== INFORMATION SHOWN ==

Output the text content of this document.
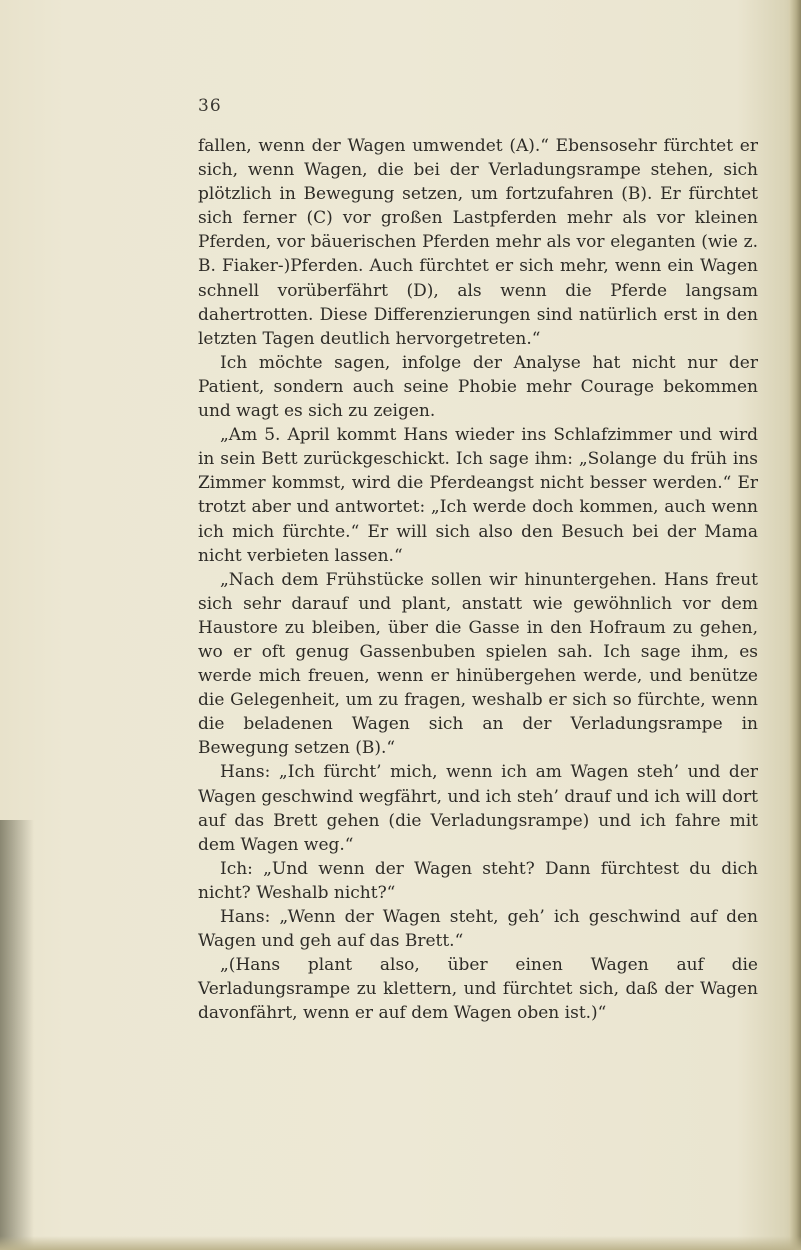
36

fallen, wenn der Wagen umwendet (A).“ Ebensosehr fürchtet er sich, wenn Wagen, die bei der Verladungsrampe stehen, sich plötzlich in Bewegung setzen, um fortzufahren (B). Er fürchtet sich ferner (C) vor großen Lastpferden mehr als vor kleinen Pferden, vor bäuerischen Pferden mehr als vor eleganten (wie z. B. Fiaker-)Pferden. Auch fürchtet er sich mehr, wenn ein Wagen schnell vorüberfährt (D), als wenn die Pferde langsam dahertrotten. Diese Differenzierungen sind natürlich erst in den letzten Tagen deutlich hervorgetreten.“

Ich möchte sagen, infolge der Analyse hat nicht nur der Patient, sondern auch seine Phobie mehr Courage bekommen und wagt es sich zu zeigen.

„Am 5. April kommt Hans wieder ins Schlafzimmer und wird in sein Bett zurückgeschickt. Ich sage ihm: „Solange du früh ins Zimmer kommst, wird die Pferdeangst nicht besser werden.“ Er trotzt aber und antwortet: „Ich werde doch kommen, auch wenn ich mich fürchte.“ Er will sich also den Besuch bei der Mama nicht verbieten lassen.“

„Nach dem Frühstücke sollen wir hinuntergehen. Hans freut sich sehr darauf und plant, anstatt wie gewöhnlich vor dem Haustore zu bleiben, über die Gasse in den Hofraum zu gehen, wo er oft genug Gassenbuben spielen sah. Ich sage ihm, es werde mich freuen, wenn er hinübergehen werde, und benütze die Gelegenheit, um zu fragen, weshalb er sich so fürchte, wenn die beladenen Wagen sich an der Verladungsrampe in Bewegung setzen (B).“

Hans: „Ich fürcht’ mich, wenn ich am Wagen steh’ und der Wagen geschwind wegfährt, und ich steh’ drauf und ich will dort auf das Brett gehen (die Verladungsrampe) und ich fahre mit dem Wagen weg.“

Ich: „Und wenn der Wagen steht? Dann fürchtest du dich nicht? Weshalb nicht?“

Hans: „Wenn der Wagen steht, geh’ ich geschwind auf den Wagen und geh auf das Brett.“

„(Hans plant also, über einen Wagen auf die Verladungsrampe zu klettern, und fürchtet sich, daß der Wagen davonfährt, wenn er auf dem Wagen oben ist.)“
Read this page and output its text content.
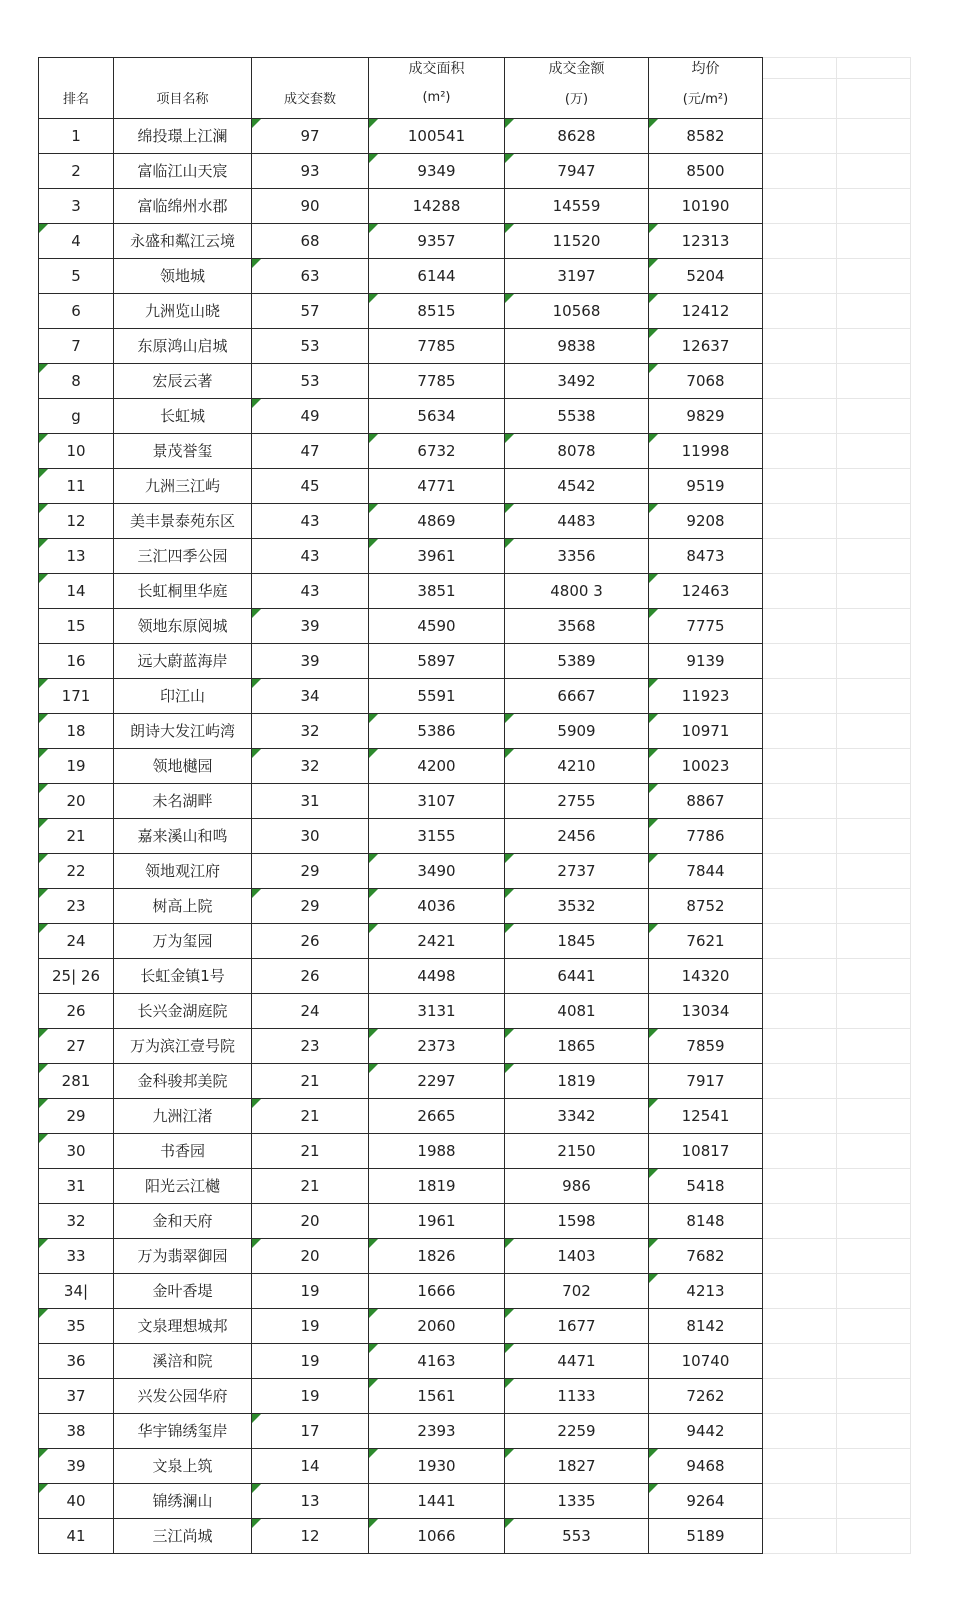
			成交面积	成交金额	均价		
排名	项目名称	成交套数	(m²)	(万)	(元/m²)		
1	绵投璟上江澜	97	100541	8628	8582		
2	富临江山天宸	93	9349	7947	8500		
3	富临绵州水郡	90	14288	14559	10190		
4	永盛和粼江云境	68	9357	11520	12313		
5	领地城	63	6144	3197	5204		
6	九洲览山晓	57	8515	10568	12412		
7	东原鸿山启城	53	7785	9838	12637		
8	宏辰云著	53	7785	3492	7068		
g	长虹城	49	5634	5538	9829		
10	景茂誉玺	47	6732	8078	11998		
11	九洲三江屿	45	4771	4542	9519		
12	美丰景泰苑东区	43	4869	4483	9208		
13	三汇四季公园	43	3961	3356	8473		
14	长虹桐里华庭	43	3851	4800 3	12463		
15	领地东原阅城	39	4590	3568	7775		
16	远大蔚蓝海岸	39	5897	5389	9139		
171	印江山	34	5591	6667	11923		
18	朗诗大发江屿湾	32	5386	5909	10971		
19	领地樾园	32	4200	4210	10023		
20	未名湖畔	31	3107	2755	8867		
21	嘉来溪山和鸣	30	3155	2456	7786		
22	领地观江府	29	3490	2737	7844		
23	树高上院	29	4036	3532	8752		
24	万为玺园	26	2421	1845	7621		
25| 26	长虹金镇1号	26	4498	6441	14320		
26	长兴金湖庭院	24	3131	4081	13034		
27	万为滨江壹号院	23	2373	1865	7859		
281	金科骏邦美院	21	2297	1819	7917		
29	九洲江渚	21	2665	3342	12541		
30	书香园	21	1988	2150	10817		
31	阳光云江樾	21	1819	986	5418		
32	金和天府	20	1961	1598	8148		
33	万为翡翠御园	20	1826	1403	7682		
34|	金叶香堤	19	1666	702	4213		
35	文泉理想城邦	19	2060	1677	8142		
36	溪涪和院	19	4163	4471	10740		
37	兴发公园华府	19	1561	1133	7262		
38	华宇锦绣玺岸	17	2393	2259	9442		
39	文泉上筑	14	1930	1827	9468		
40	锦绣澜山	13	1441	1335	9264		
41	三江尚城	12	1066	553	5189		
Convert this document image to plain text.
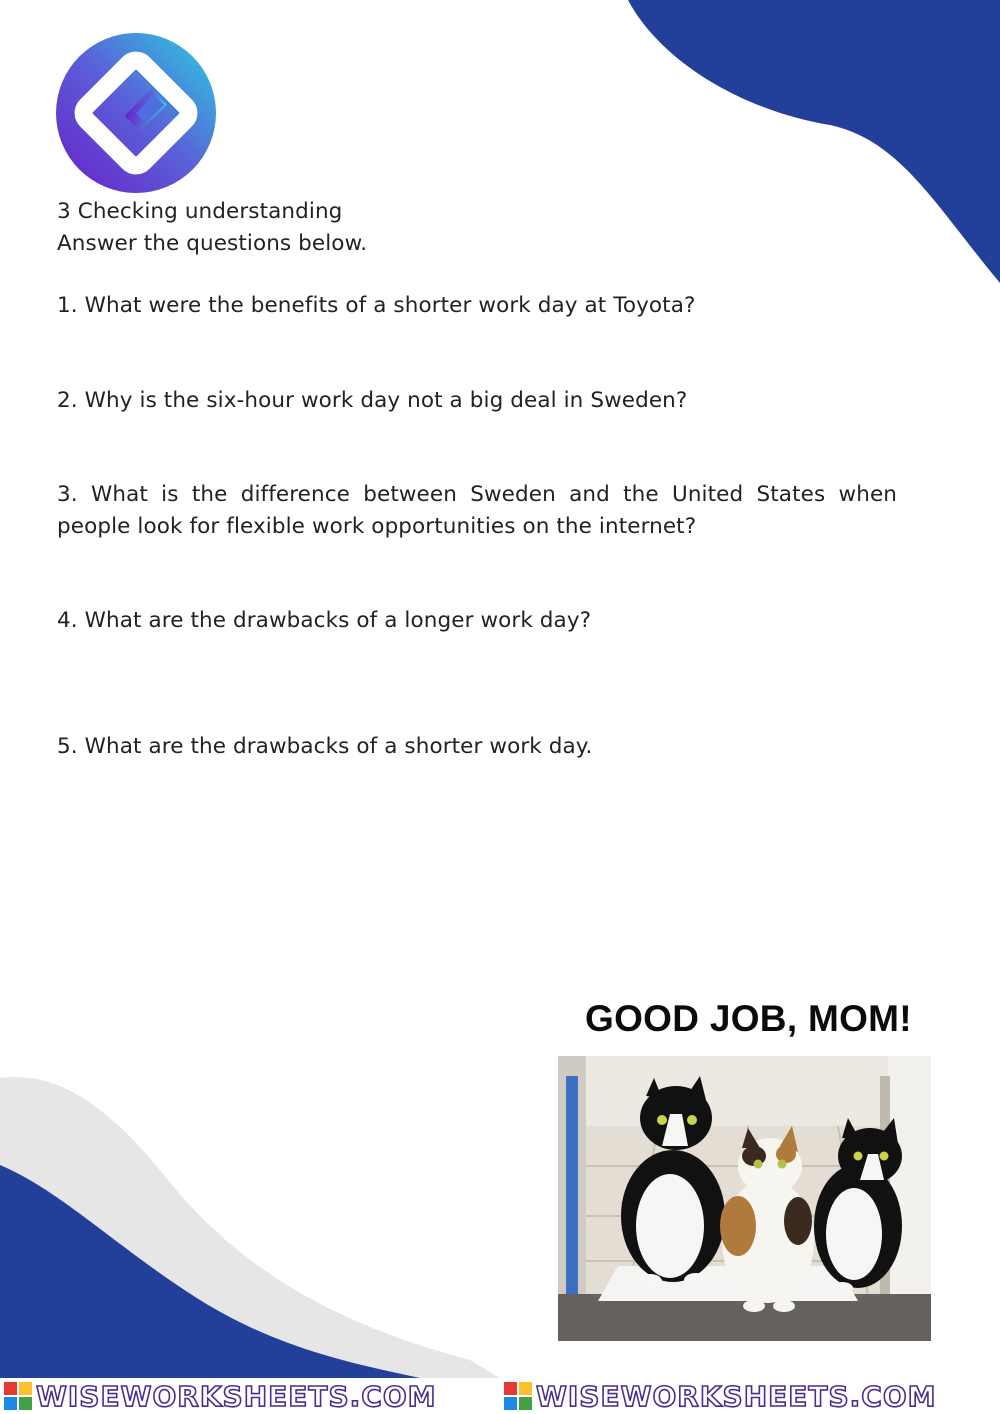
3 Checking understanding
Answer the questions below.
1. What were the benefits of a shorter work day at Toyota?
2. Why is the six-hour work day not a big deal in Sweden?
3. What is the difference between Sweden and the United States when people look for flexible work opportunities on the internet?
4. What are the drawbacks of a longer work day?
5. What are the drawbacks of a shorter work day.
GOOD JOB, MOM!
WISEWORKSHEETS.COM	WISEWORKSHEETS.COM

===

STATED TASK: Reproduce word for word only the lines between the line containing "Convert this document image to plain text." and the end of the listing above, both included, and drop any pictures.

SOLUTION TO THE PROBLEM:
Convert this document image to plain text.
3 Checking understanding
Answer the questions below.
1. What were the benefits of a shorter work day at Toyota?
2. Why is the six-hour work day not a big deal in Sweden?
3. What is the difference between Sweden and the United States when people look for flexible work opportunities on the internet?
4. What are the drawbacks of a longer work day?
5. What are the drawbacks of a shorter work day.
GOOD JOB, MOM!
WISEWORKSHEETS.COM	WISEWORKSHEETS.COM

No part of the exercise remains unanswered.